**What to do:** Using the data below, determine the number of lines that include the string "promote". Write only that number.

'''

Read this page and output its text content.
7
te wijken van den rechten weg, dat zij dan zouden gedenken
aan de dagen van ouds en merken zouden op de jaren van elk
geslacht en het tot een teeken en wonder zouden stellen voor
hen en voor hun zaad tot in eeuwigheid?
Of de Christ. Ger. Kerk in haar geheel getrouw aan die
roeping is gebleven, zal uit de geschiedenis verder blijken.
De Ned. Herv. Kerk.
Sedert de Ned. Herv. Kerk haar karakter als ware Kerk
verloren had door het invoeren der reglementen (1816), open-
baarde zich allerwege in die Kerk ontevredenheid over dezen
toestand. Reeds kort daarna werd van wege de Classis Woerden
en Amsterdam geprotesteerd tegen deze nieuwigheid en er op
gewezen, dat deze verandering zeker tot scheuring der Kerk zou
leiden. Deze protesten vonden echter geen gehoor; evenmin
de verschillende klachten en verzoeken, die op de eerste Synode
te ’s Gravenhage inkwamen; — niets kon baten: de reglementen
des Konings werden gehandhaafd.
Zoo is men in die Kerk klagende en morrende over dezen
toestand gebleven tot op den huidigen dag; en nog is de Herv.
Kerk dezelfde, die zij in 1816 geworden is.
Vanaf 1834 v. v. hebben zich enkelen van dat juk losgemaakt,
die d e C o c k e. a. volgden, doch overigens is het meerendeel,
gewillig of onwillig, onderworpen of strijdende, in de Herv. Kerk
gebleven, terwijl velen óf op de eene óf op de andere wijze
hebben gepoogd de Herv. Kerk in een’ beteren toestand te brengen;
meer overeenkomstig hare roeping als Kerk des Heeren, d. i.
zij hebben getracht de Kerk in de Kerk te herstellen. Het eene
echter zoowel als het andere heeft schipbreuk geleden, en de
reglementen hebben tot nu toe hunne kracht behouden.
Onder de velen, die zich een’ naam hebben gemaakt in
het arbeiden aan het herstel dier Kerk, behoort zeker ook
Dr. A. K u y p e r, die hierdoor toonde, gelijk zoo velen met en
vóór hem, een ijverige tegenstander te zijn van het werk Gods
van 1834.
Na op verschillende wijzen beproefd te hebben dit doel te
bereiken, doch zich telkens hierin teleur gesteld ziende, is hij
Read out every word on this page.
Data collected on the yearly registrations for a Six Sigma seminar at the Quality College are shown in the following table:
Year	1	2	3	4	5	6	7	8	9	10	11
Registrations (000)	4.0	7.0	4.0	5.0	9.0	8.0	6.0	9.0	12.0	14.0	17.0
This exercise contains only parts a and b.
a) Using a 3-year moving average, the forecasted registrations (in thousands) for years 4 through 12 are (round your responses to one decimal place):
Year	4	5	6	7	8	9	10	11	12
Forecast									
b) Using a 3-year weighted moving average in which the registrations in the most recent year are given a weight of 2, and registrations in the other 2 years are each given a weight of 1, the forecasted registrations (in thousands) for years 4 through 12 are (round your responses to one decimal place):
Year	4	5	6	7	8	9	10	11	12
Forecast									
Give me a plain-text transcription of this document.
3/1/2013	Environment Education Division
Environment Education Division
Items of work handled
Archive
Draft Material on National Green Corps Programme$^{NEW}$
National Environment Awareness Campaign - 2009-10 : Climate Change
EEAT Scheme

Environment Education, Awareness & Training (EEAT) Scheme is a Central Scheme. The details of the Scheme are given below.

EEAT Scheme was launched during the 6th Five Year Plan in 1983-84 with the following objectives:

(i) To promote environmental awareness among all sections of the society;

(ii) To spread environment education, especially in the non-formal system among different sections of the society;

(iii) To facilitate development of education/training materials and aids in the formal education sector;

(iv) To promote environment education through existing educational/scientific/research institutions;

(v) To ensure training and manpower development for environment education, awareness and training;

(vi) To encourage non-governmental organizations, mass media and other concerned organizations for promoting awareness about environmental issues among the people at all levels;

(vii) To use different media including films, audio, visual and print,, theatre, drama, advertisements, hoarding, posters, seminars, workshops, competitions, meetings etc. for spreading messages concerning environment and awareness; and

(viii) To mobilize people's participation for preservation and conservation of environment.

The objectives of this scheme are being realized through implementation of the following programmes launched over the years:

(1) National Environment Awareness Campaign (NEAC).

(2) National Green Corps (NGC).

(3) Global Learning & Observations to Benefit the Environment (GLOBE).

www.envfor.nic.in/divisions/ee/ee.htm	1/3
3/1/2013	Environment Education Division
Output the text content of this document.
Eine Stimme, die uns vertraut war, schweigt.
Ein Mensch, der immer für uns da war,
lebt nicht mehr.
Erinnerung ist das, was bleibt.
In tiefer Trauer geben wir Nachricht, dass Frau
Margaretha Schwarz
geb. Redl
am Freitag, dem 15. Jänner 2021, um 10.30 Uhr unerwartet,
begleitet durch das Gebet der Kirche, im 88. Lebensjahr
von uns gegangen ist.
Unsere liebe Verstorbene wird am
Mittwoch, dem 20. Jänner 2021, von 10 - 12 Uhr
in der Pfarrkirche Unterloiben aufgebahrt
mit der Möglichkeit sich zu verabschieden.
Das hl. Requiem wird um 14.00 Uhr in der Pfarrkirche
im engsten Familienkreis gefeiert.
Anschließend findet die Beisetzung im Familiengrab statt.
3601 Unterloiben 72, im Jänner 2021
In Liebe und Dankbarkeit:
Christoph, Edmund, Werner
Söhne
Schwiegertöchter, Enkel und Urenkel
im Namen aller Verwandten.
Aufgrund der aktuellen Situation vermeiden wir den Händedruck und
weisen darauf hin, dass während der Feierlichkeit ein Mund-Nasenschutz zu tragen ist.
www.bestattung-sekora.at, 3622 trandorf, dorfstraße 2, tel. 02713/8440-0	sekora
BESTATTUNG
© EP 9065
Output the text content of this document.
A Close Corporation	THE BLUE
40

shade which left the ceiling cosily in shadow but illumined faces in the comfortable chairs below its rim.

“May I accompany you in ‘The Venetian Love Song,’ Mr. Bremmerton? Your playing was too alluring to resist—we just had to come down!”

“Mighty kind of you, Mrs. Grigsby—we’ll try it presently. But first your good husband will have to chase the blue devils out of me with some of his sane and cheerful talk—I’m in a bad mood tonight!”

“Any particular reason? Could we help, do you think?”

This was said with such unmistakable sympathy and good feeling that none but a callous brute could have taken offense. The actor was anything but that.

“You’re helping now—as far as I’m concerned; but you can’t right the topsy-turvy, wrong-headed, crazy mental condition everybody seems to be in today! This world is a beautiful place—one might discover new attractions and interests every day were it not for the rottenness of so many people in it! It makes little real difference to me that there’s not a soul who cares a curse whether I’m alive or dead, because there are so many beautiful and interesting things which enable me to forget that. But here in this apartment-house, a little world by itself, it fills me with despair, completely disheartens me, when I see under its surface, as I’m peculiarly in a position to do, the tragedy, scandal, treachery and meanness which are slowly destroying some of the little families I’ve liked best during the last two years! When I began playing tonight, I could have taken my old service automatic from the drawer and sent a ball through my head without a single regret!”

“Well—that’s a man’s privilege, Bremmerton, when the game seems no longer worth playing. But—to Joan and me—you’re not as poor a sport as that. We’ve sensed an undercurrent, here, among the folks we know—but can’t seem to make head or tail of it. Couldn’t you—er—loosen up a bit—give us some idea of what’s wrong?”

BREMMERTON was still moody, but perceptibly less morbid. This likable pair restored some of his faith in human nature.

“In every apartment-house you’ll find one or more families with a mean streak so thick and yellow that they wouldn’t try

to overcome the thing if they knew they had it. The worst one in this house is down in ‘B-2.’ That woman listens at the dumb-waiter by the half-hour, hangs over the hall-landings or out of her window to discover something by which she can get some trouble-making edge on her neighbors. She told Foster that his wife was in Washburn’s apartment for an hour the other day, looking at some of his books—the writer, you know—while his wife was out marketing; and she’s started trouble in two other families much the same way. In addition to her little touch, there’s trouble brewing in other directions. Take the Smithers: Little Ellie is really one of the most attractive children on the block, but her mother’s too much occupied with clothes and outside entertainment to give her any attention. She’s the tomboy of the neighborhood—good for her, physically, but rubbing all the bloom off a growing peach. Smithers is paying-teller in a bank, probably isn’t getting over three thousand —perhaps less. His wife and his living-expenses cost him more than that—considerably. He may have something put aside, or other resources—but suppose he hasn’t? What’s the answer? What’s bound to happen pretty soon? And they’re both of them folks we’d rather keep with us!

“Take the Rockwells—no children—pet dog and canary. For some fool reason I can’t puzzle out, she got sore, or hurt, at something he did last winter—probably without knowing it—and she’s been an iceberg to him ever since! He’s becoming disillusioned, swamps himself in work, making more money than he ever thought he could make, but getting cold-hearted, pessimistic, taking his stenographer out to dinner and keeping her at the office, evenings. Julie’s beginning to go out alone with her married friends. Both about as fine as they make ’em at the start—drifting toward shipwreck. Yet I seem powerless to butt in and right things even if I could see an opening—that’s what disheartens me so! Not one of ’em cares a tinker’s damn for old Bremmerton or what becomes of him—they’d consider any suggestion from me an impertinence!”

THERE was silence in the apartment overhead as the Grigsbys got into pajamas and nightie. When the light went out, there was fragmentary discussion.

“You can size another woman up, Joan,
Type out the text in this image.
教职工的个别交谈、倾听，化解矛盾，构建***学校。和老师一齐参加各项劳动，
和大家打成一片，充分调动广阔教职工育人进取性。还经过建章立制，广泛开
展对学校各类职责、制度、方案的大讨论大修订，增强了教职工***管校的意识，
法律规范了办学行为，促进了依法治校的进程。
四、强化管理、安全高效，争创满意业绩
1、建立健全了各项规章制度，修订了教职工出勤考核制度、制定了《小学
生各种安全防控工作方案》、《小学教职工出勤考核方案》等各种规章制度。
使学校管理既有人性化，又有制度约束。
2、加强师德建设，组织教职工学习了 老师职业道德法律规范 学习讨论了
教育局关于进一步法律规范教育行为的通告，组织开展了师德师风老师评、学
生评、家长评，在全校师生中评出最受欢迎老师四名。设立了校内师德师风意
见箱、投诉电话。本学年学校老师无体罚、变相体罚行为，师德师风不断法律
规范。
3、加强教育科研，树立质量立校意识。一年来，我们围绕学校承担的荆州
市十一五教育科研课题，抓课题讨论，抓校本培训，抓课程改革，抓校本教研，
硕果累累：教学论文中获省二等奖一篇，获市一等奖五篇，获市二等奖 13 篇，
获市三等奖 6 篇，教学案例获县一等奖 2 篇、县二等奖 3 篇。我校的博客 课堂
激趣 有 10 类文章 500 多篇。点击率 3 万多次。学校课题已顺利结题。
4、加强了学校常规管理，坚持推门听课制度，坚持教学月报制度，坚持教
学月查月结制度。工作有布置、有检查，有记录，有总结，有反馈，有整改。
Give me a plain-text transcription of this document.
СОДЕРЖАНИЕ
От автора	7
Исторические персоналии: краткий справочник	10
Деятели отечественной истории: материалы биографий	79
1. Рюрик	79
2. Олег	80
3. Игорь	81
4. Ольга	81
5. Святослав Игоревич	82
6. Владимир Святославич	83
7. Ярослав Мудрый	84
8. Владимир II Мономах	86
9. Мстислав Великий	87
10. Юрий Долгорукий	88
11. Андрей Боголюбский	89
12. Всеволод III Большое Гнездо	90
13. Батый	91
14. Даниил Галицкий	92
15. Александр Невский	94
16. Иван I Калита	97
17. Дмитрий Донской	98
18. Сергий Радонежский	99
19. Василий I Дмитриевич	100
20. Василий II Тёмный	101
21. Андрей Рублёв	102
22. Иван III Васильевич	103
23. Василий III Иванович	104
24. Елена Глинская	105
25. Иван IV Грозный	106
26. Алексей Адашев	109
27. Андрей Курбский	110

'''

**Output:** 2